EXERCISE PROMPT. Answer with one number: the count of lines in this material that hold the word "Independiente".

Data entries
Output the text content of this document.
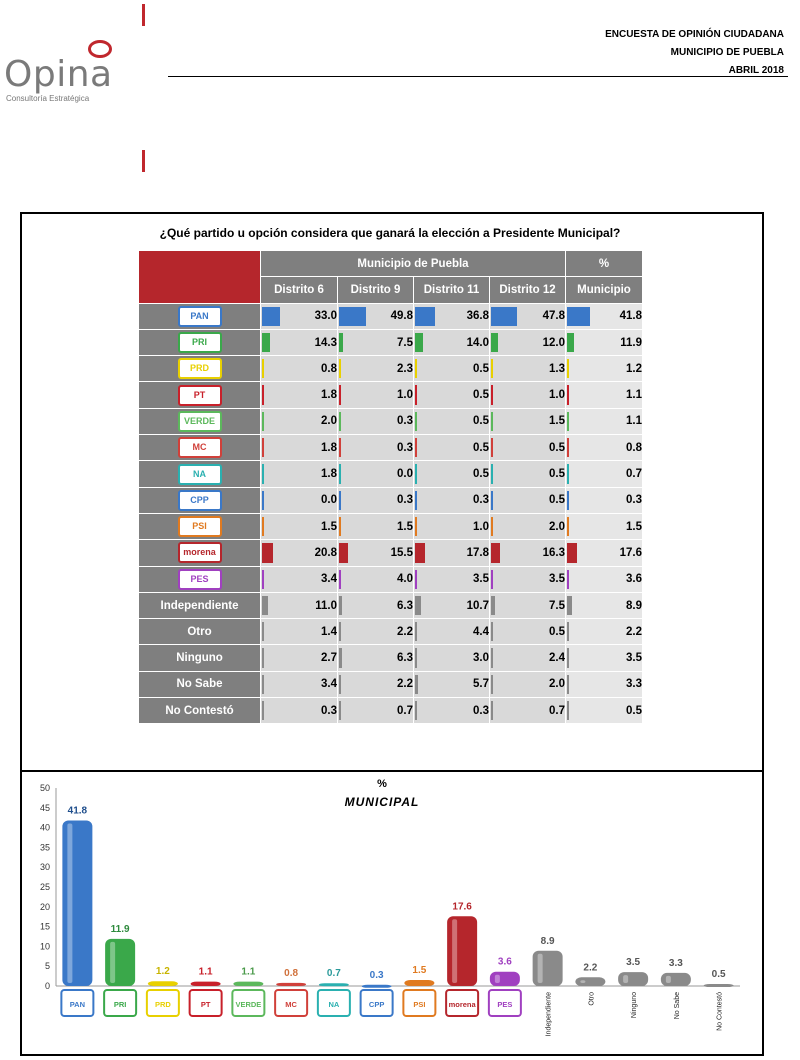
Opina
Consultoría Estratégica
ENCUESTA DE OPINIÓN CIUDADANA
MUNICIPIO DE PUEBLA
ABRIL 2018
¿Qué partido u opción considera que ganará la elección a Presidente Municipal?
	Municipio de Puebla				%
	Distrito 6	Distrito 9	Distrito 11	Distrito 12	Municipio
PAN	33.0	49.8	36.8	47.8	41.8
PRI	14.3	7.5	14.0	12.0	11.9
PRD	0.8	2.3	0.5	1.3	1.2
PT	1.8	1.0	0.5	1.0	1.1
VERDE	2.0	0.3	0.5	1.5	1.1
MC	1.8	0.3	0.5	0.5	0.8
NA	1.8	0.0	0.5	0.5	0.7
CPP	0.0	0.3	0.3	0.5	0.3
PSI	1.5	1.5	1.0	2.0	1.5
morena	20.8	15.5	17.8	16.3	17.6
PES	3.4	4.0	3.5	3.5	3.6
Independiente	11.0	6.3	10.7	7.5	8.9
Otro	1.4	2.2	4.4	0.5	2.2
Ninguno	2.7	6.3	3.0	2.4	3.5
No Sabe	3.4	2.2	5.7	2.0	3.3
No Contestó	0.3	0.7	0.3	0.7	0.5
%
MUNICIPAL
0
5
10
15
20
25
30
35
40
45
50
41.8
PAN
11.9
PRI
1.2
PRD
1.1
PT
1.1
VERDE
0.8
MC
0.7
NA
0.3
CPP
1.5
PSI
17.6
morena
3.6
PES
8.9
Independiente
2.2
Otro
3.5
Ninguno
3.3
No Sabe
0.5
No Contestó
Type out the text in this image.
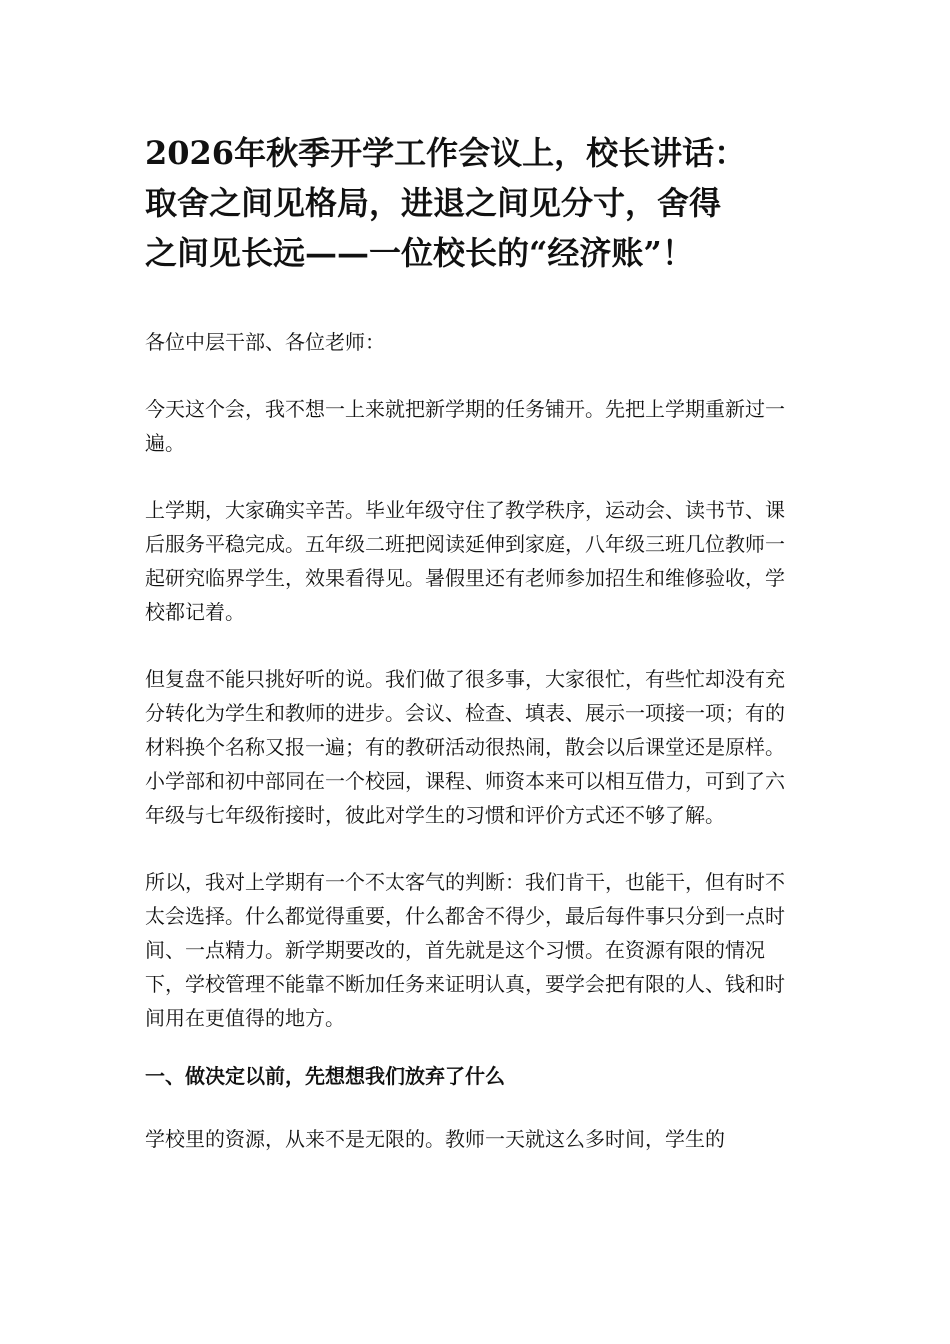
2026年秋季开学工作会议上，校长讲话：
取舍之间见格局，进退之间见分寸，舍得
之间见长远——一位校长的“经济账”！

各位中层干部、各位老师：

今天这个会，我不想一上来就把新学期的任务铺开。先把上学期重新过一遍。

上学期，大家确实辛苦。毕业年级守住了教学秩序，运动会、读书节、课后服务平稳完成。五年级二班把阅读延伸到家庭，八年级三班几位教师一起研究临界学生，效果看得见。暑假里还有老师参加招生和维修验收，学校都记着。

但复盘不能只挑好听的说。我们做了很多事，大家很忙，有些忙却没有充分转化为学生和教师的进步。会议、检查、填表、展示一项接一项；有的材料换个名称又报一遍；有的教研活动很热闹，散会以后课堂还是原样。小学部和初中部同在一个校园，课程、师资本来可以相互借力，可到了六年级与七年级衔接时，彼此对学生的习惯和评价方式还不够了解。

所以，我对上学期有一个不太客气的判断：我们肯干，也能干，但有时不太会选择。什么都觉得重要，什么都舍不得少，最后每件事只分到一点时间、一点精力。新学期要改的，首先就是这个习惯。在资源有限的情况下，学校管理不能靠不断加任务来证明认真，要学会把有限的人、钱和时间用在更值得的地方。

一、做决定以前，先想想我们放弃了什么

学校里的资源，从来不是无限的。教师一天就这么多时间，学生的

CORRECT OUTPUT. 2